[Directions for this task]
Return every line of the records below verbatim, with no pictures in the copy.

##############################

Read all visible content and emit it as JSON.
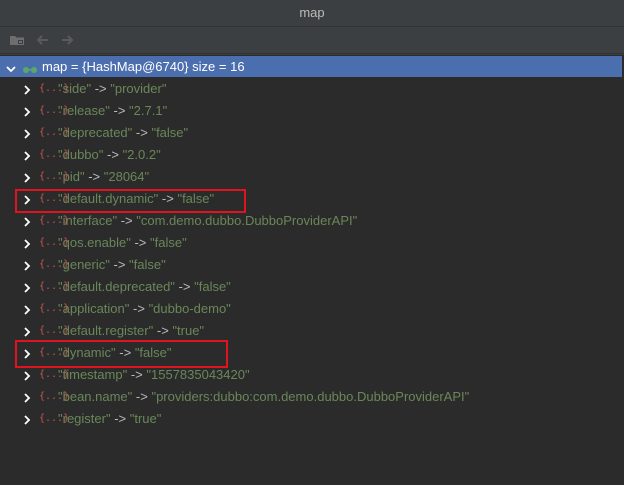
{
  "window": {
    "title": "map"
  },
  "toolbar": {
    "icons": [
      "folder-icon",
      "back-arrow-icon",
      "forward-arrow-icon"
    ]
  },
  "root": {
    "label": "map = {HashMap@6740}  size = 16"
  },
  "entries": [
    {
      "key": "\"side\"",
      "value": "\"provider\""
    },
    {
      "key": "\"release\"",
      "value": "\"2.7.1\""
    },
    {
      "key": "\"deprecated\"",
      "value": "\"false\""
    },
    {
      "key": "\"dubbo\"",
      "value": "\"2.0.2\""
    },
    {
      "key": "\"pid\"",
      "value": "\"28064\""
    },
    {
      "key": "\"default.dynamic\"",
      "value": "\"false\""
    },
    {
      "key": "\"interface\"",
      "value": "\"com.demo.dubbo.DubboProviderAPI\""
    },
    {
      "key": "\"qos.enable\"",
      "value": "\"false\""
    },
    {
      "key": "\"generic\"",
      "value": "\"false\""
    },
    {
      "key": "\"default.deprecated\"",
      "value": "\"false\""
    },
    {
      "key": "\"application\"",
      "value": "\"dubbo-demo\""
    },
    {
      "key": "\"default.register\"",
      "value": "\"true\""
    },
    {
      "key": "\"dynamic\"",
      "value": "\"false\""
    },
    {
      "key": "\"timestamp\"",
      "value": "\"1557835043420\""
    },
    {
      "key": "\"bean.name\"",
      "value": "\"providers:dubbo:com.demo.dubbo.DubboProviderAPI\""
    },
    {
      "key": "\"register\"",
      "value": "\"true\""
    }
  ],
  "arrow_text": "->",
  "icon_text": "{...}",
  "colors": {
    "selection": "#4b6eaf",
    "string_value": "#6a8759",
    "object_icon": "#c75450",
    "highlight_box": "#e0141e"
  }
}
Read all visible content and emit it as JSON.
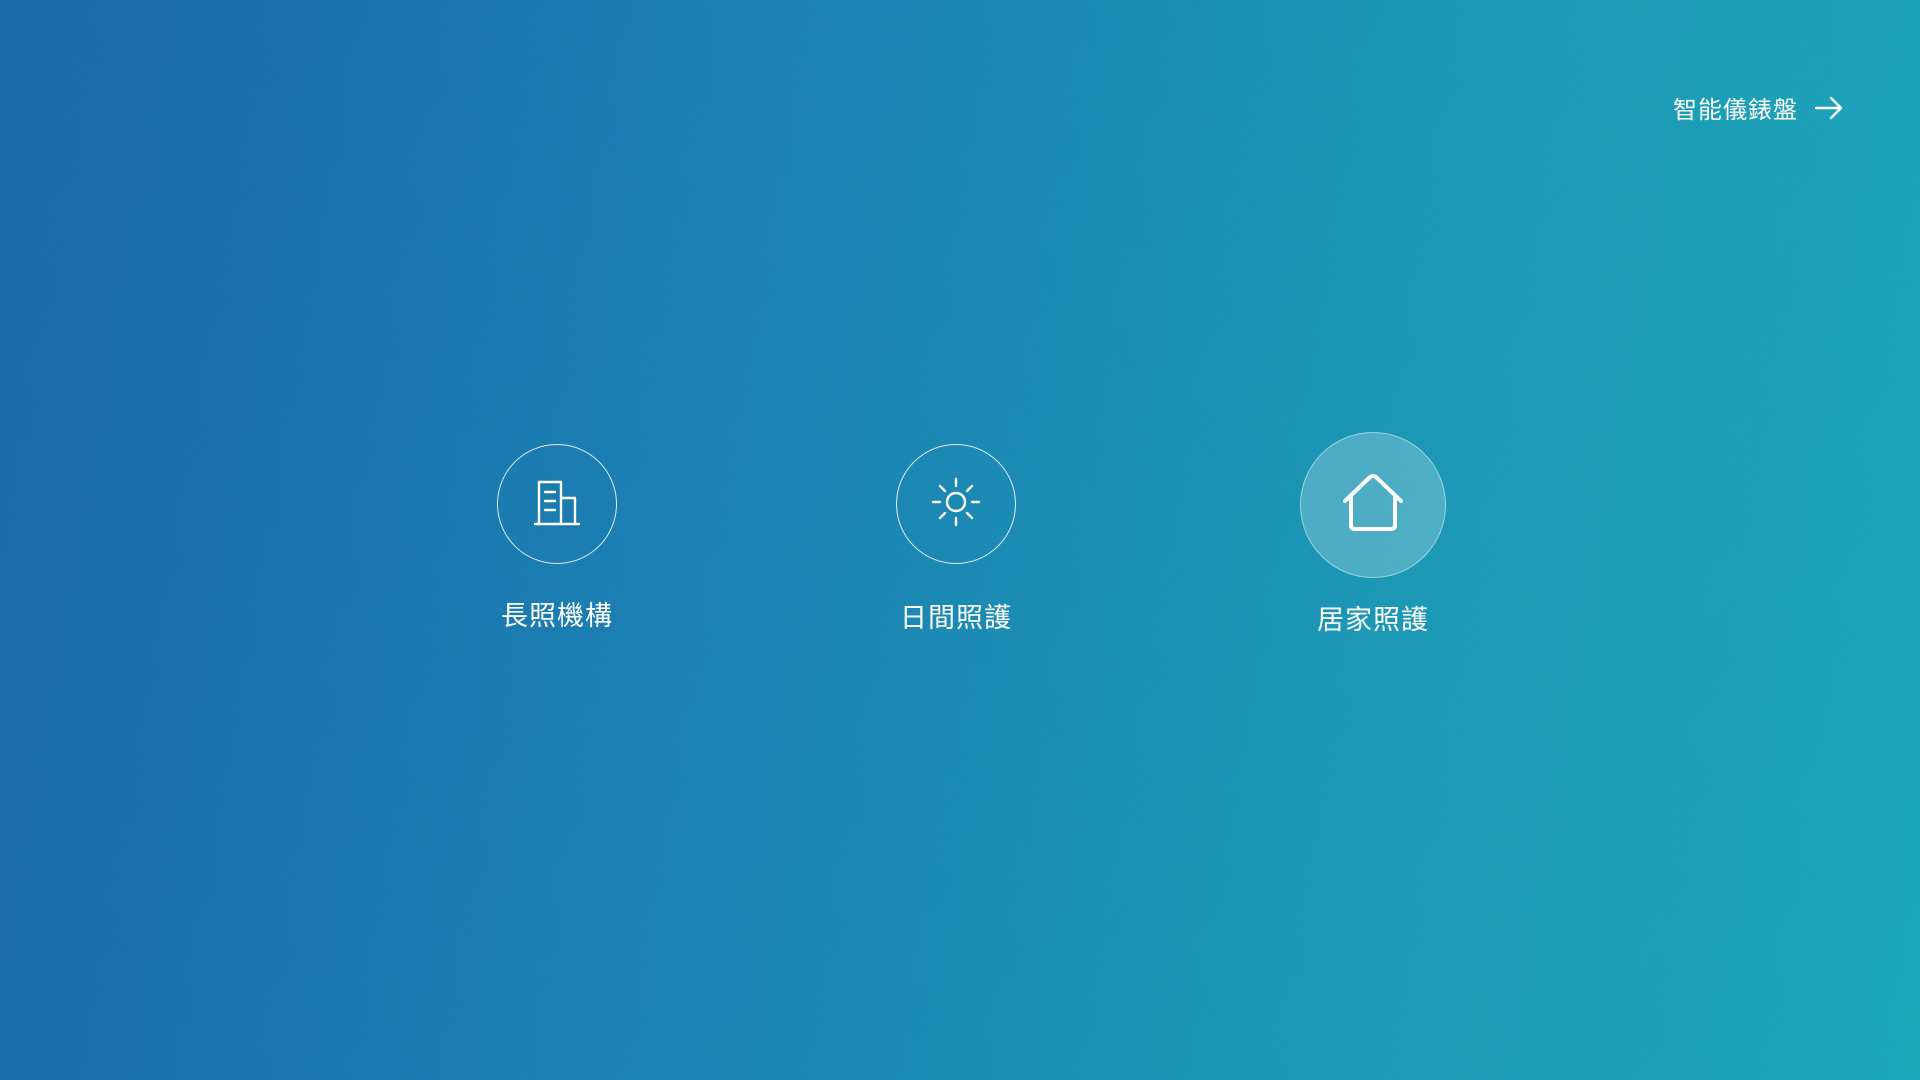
{
  "header": {
    "dashboard_label": "智能儀錶盤",
    "dashboard_icon": "arrow-right-icon"
  },
  "options": [
    {
      "label": "長照機構",
      "icon": "building-icon",
      "selected": false
    },
    {
      "label": "日間照護",
      "icon": "sun-icon",
      "selected": false
    },
    {
      "label": "居家照護",
      "icon": "home-icon",
      "selected": true
    }
  ],
  "colors": {
    "background_start": "#1768a8",
    "background_end": "#1aa8bb",
    "foreground": "#ffffff"
  }
}
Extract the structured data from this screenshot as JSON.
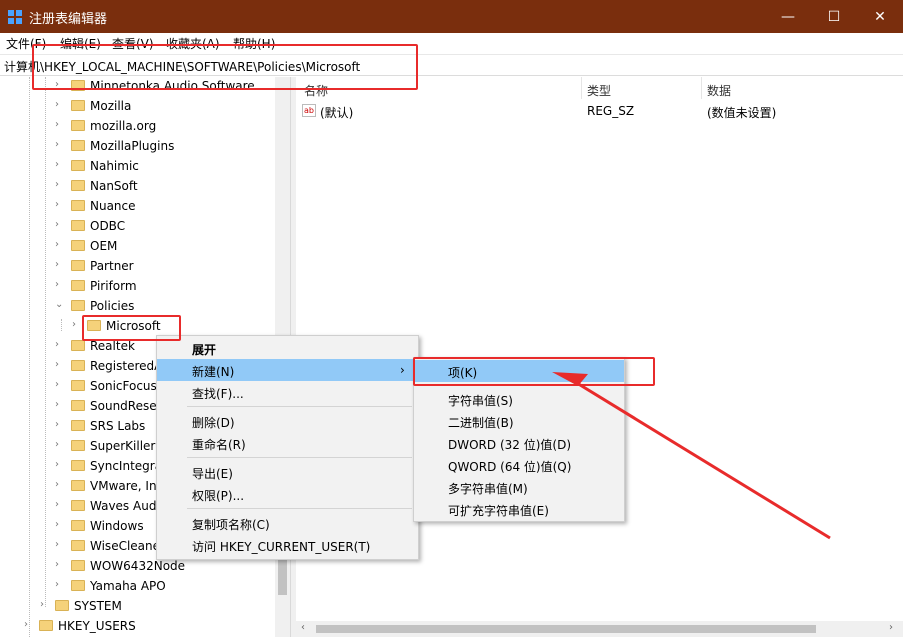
{
  "window": {
    "title": "注册表编辑器",
    "minimize_glyph": "—",
    "maximize_glyph": "☐",
    "close_glyph": "✕"
  },
  "menu": [
    "文件(F)",
    "编辑(E)",
    "查看(V)",
    "收藏夹(A)",
    "帮助(H)"
  ],
  "address": "计算机\\HKEY_LOCAL_MACHINE\\SOFTWARE\\Policies\\Microsoft",
  "tree": {
    "items": [
      {
        "label": "Minnetonka Audio Software"
      },
      {
        "label": "Mozilla"
      },
      {
        "label": "mozilla.org"
      },
      {
        "label": "MozillaPlugins"
      },
      {
        "label": "Nahimic"
      },
      {
        "label": "NanSoft"
      },
      {
        "label": "Nuance"
      },
      {
        "label": "ODBC"
      },
      {
        "label": "OEM"
      },
      {
        "label": "Partner"
      },
      {
        "label": "Piriform"
      },
      {
        "label": "Policies"
      },
      {
        "label": "Microsoft"
      },
      {
        "label": "Realtek"
      },
      {
        "label": "RegisteredA"
      },
      {
        "label": "SonicFocus"
      },
      {
        "label": "SoundResea"
      },
      {
        "label": "SRS Labs"
      },
      {
        "label": "SuperKiller"
      },
      {
        "label": "SyncIntegra"
      },
      {
        "label": "VMware, Inc"
      },
      {
        "label": "Waves Audi"
      },
      {
        "label": "Windows"
      },
      {
        "label": "WiseCleane"
      },
      {
        "label": "WOW6432Node"
      },
      {
        "label": "Yamaha APO"
      },
      {
        "label": "SYSTEM"
      },
      {
        "label": "HKEY_USERS"
      }
    ]
  },
  "values_table": {
    "columns": [
      "名称",
      "类型",
      "数据"
    ],
    "rows": [
      {
        "name": "(默认)",
        "type": "REG_SZ",
        "data": "(数值未设置)",
        "icon": "ab"
      }
    ]
  },
  "context_menu": {
    "items": [
      "展开",
      "新建(N)",
      "查找(F)...",
      "删除(D)",
      "重命名(R)",
      "导出(E)",
      "权限(P)...",
      "复制项名称(C)",
      "访问 HKEY_CURRENT_USER(T)"
    ]
  },
  "submenu": {
    "items": [
      "项(K)",
      "字符串值(S)",
      "二进制值(B)",
      "DWORD (32 位)值(D)",
      "QWORD (64 位)值(Q)",
      "多字符串值(M)",
      "可扩充字符串值(E)"
    ]
  },
  "colors": {
    "titlebar": "#7a2e0d",
    "highlight": "#91c9f7",
    "annotation_red": "#e82b2b",
    "folder": "#f5d27a"
  }
}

##############################

[Written response]
Read all visible content and emit it as JSON.
{
  "window": {
    "title": "map"
  },
  "toolbar": {
    "icons": [
      "folder-icon",
      "back-arrow-icon",
      "forward-arrow-icon"
    ]
  },
  "root": {
    "label": "map = {HashMap@6740}  size = 16"
  },
  "entries": [
    {
      "key": "\"side\"",
      "value": "\"provider\""
    },
    {
      "key": "\"release\"",
      "value": "\"2.7.1\""
    },
    {
      "key": "\"deprecated\"",
      "value": "\"false\""
    },
    {
      "key": "\"dubbo\"",
      "value": "\"2.0.2\""
    },
    {
      "key": "\"pid\"",
      "value": "\"28064\""
    },
    {
      "key": "\"default.dynamic\"",
      "value": "\"false\""
    },
    {
      "key": "\"interface\"",
      "value": "\"com.demo.dubbo.DubboProviderAPI\""
    },
    {
      "key": "\"qos.enable\"",
      "value": "\"false\""
    },
    {
      "key": "\"generic\"",
      "value": "\"false\""
    },
    {
      "key": "\"default.deprecated\"",
      "value": "\"false\""
    },
    {
      "key": "\"application\"",
      "value": "\"dubbo-demo\""
    },
    {
      "key": "\"default.register\"",
      "value": "\"true\""
    },
    {
      "key": "\"dynamic\"",
      "value": "\"false\""
    },
    {
      "key": "\"timestamp\"",
      "value": "\"1557835043420\""
    },
    {
      "key": "\"bean.name\"",
      "value": "\"providers:dubbo:com.demo.dubbo.DubboProviderAPI\""
    },
    {
      "key": "\"register\"",
      "value": "\"true\""
    }
  ],
  "arrow_text": "->",
  "icon_text": "{...}",
  "colors": {
    "selection": "#4b6eaf",
    "string_value": "#6a8759",
    "object_icon": "#c75450",
    "highlight_box": "#e0141e"
  }
}
Read all visible content and emit it as JSON.
{
  "header": {
    "dashboard_label": "智能儀錶盤",
    "dashboard_icon": "arrow-right-icon"
  },
  "options": [
    {
      "label": "長照機構",
      "icon": "building-icon",
      "selected": false
    },
    {
      "label": "日間照護",
      "icon": "sun-icon",
      "selected": false
    },
    {
      "label": "居家照護",
      "icon": "home-icon",
      "selected": true
    }
  ],
  "colors": {
    "background_start": "#1768a8",
    "background_end": "#1aa8bb",
    "foreground": "#ffffff"
  }
}
Extract the structured data from this screenshot as JSON.
{
  "window": {
    "title": "注册表编辑器",
    "minimize_glyph": "—",
    "maximize_glyph": "☐",
    "close_glyph": "✕"
  },
  "menu": [
    "文件(F)",
    "编辑(E)",
    "查看(V)",
    "收藏夹(A)",
    "帮助(H)"
  ],
  "address": "计算机\\HKEY_LOCAL_MACHINE\\SOFTWARE\\Policies\\Microsoft",
  "tree": {
    "items": [
      {
        "label": "Minnetonka Audio Software"
      },
      {
        "label": "Mozilla"
      },
      {
        "label": "mozilla.org"
      },
      {
        "label": "MozillaPlugins"
      },
      {
        "label": "Nahimic"
      },
      {
        "label": "NanSoft"
      },
      {
        "label": "Nuance"
      },
      {
        "label": "ODBC"
      },
      {
        "label": "OEM"
      },
      {
        "label": "Partner"
      },
      {
        "label": "Piriform"
      },
      {
        "label": "Policies"
      },
      {
        "label": "Microsoft"
      },
      {
        "label": "Realtek"
      },
      {
        "label": "RegisteredA"
      },
      {
        "label": "SonicFocus"
      },
      {
        "label": "SoundResea"
      },
      {
        "label": "SRS Labs"
      },
      {
        "label": "SuperKiller"
      },
      {
        "label": "SyncIntegra"
      },
      {
        "label": "VMware, Inc"
      },
      {
        "label": "Waves Audi"
      },
      {
        "label": "Windows"
      },
      {
        "label": "WiseCleane"
      },
      {
        "label": "WOW6432Node"
      },
      {
        "label": "Yamaha APO"
      },
      {
        "label": "SYSTEM"
      },
      {
        "label": "HKEY_USERS"
      }
    ]
  },
  "values_table": {
    "columns": [
      "名称",
      "类型",
      "数据"
    ],
    "rows": [
      {
        "name": "(默认)",
        "type": "REG_SZ",
        "data": "(数值未设置)",
        "icon": "ab"
      }
    ]
  },
  "context_menu": {
    "items": [
      "展开",
      "新建(N)",
      "查找(F)...",
      "删除(D)",
      "重命名(R)",
      "导出(E)",
      "权限(P)...",
      "复制项名称(C)",
      "访问 HKEY_CURRENT_USER(T)"
    ]
  },
  "submenu": {
    "items": [
      "项(K)",
      "字符串值(S)",
      "二进制值(B)",
      "DWORD (32 位)值(D)",
      "QWORD (64 位)值(Q)",
      "多字符串值(M)",
      "可扩充字符串值(E)"
    ]
  },
  "colors": {
    "titlebar": "#7a2e0d",
    "highlight": "#91c9f7",
    "annotation_red": "#e82b2b",
    "folder": "#f5d27a"
  }
}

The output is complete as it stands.